→ **DATA SUPPLIED**
++++++++++++++++++++
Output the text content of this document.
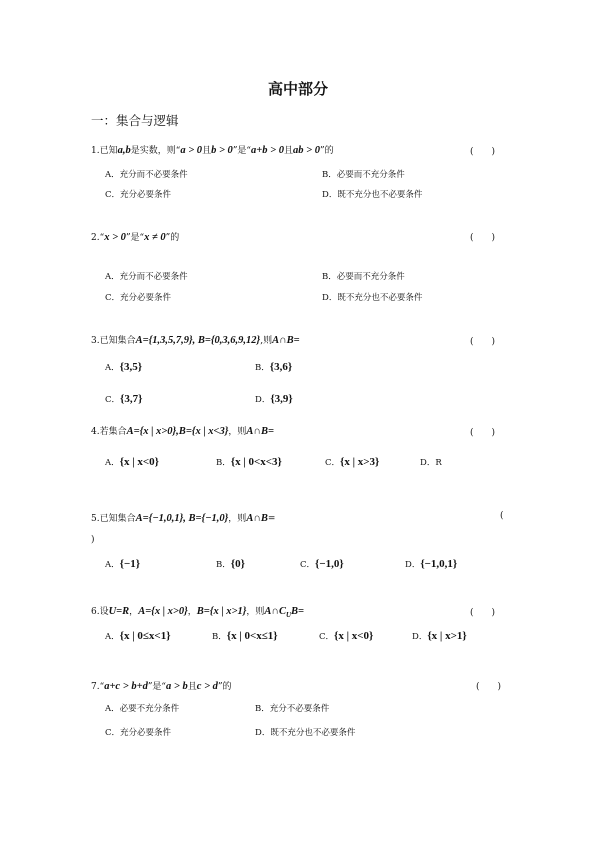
高中部分
一：集合与逻辑
1.已知a,b是实数，则“a > 0且b > 0”是“a+b > 0且ab > 0”的	(　　)
A．充分而不必要条件	B．必要而不充分条件
C．充分必要条件	D．既不充分也不必要条件
2.“x > 0”是“x ≠ 0”的	(　　)
A．充分而不必要条件	B．必要而不充分条件
C．充分必要条件	D．既不充分也不必要条件
3.已知集合A={1,3,5,7,9}, B={0,3,6,9,12},则A∩B=	(　　)
A．{3,5}	B．{3,6}
C．{3,7}	D．{3,9}
4.若集合A={x | x>0},B={x | x<3}，则A∩B=	(　　)
A．{x | x<0}	B．{x | 0<x<3}	C．{x | x>3}	D．R
5.已知集合A={−1,0,1}, B={−1,0}，则A∩B=	(
)
A．{−1}	B．{0}	C．{−1,0}	D．{−1,0,1}
6.设U=R，A={x | x>0}，B={x | x>1}，则$A\cap C_UB=$	(　　)
A．{x | 0≤x<1}	B．{x | 0<x≤1}	C．{x | x<0}	D．{x | x>1}
7.“a+c > b+d”是“a > b且c > d”的	(　　)
A．必要不充分条件	B．充分不必要条件
C．充分必要条件	D．既不充分也不必要条件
++++++++++++++++++++
→ **EXERCISE DIRECTIONS**
Omit every picture, and otherwise quote the entries exactly.

→ **PROBLEM SOLUTION**
Output the text content of this document.
高中部分
一：集合与逻辑
1.已知a,b是实数，则“a > 0且b > 0”是“a+b > 0且ab > 0”的	(　　)
A．充分而不必要条件	B．必要而不充分条件
C．充分必要条件	D．既不充分也不必要条件
2.“x > 0”是“x ≠ 0”的	(　　)
A．充分而不必要条件	B．必要而不充分条件
C．充分必要条件	D．既不充分也不必要条件
3.已知集合A={1,3,5,7,9}, B={0,3,6,9,12},则A∩B=	(　　)
A．{3,5}	B．{3,6}
C．{3,7}	D．{3,9}
4.若集合A={x | x>0},B={x | x<3}，则A∩B=	(　　)
A．{x | x<0}	B．{x | 0<x<3}	C．{x | x>3}	D．R
5.已知集合A={−1,0,1}, B={−1,0}，则A∩B=	(
)
A．{−1}	B．{0}	C．{−1,0}	D．{−1,0,1}
6.设U=R，A={x | x>0}，B={x | x>1}，则$A\cap C_UB=$	(　　)
A．{x | 0≤x<1}	B．{x | 0<x≤1}	C．{x | x<0}	D．{x | x>1}
7.“a+c > b+d”是“a > b且c > d”的	(　　)
A．必要不充分条件	B．充分不必要条件
C．充分必要条件	D．既不充分也不必要条件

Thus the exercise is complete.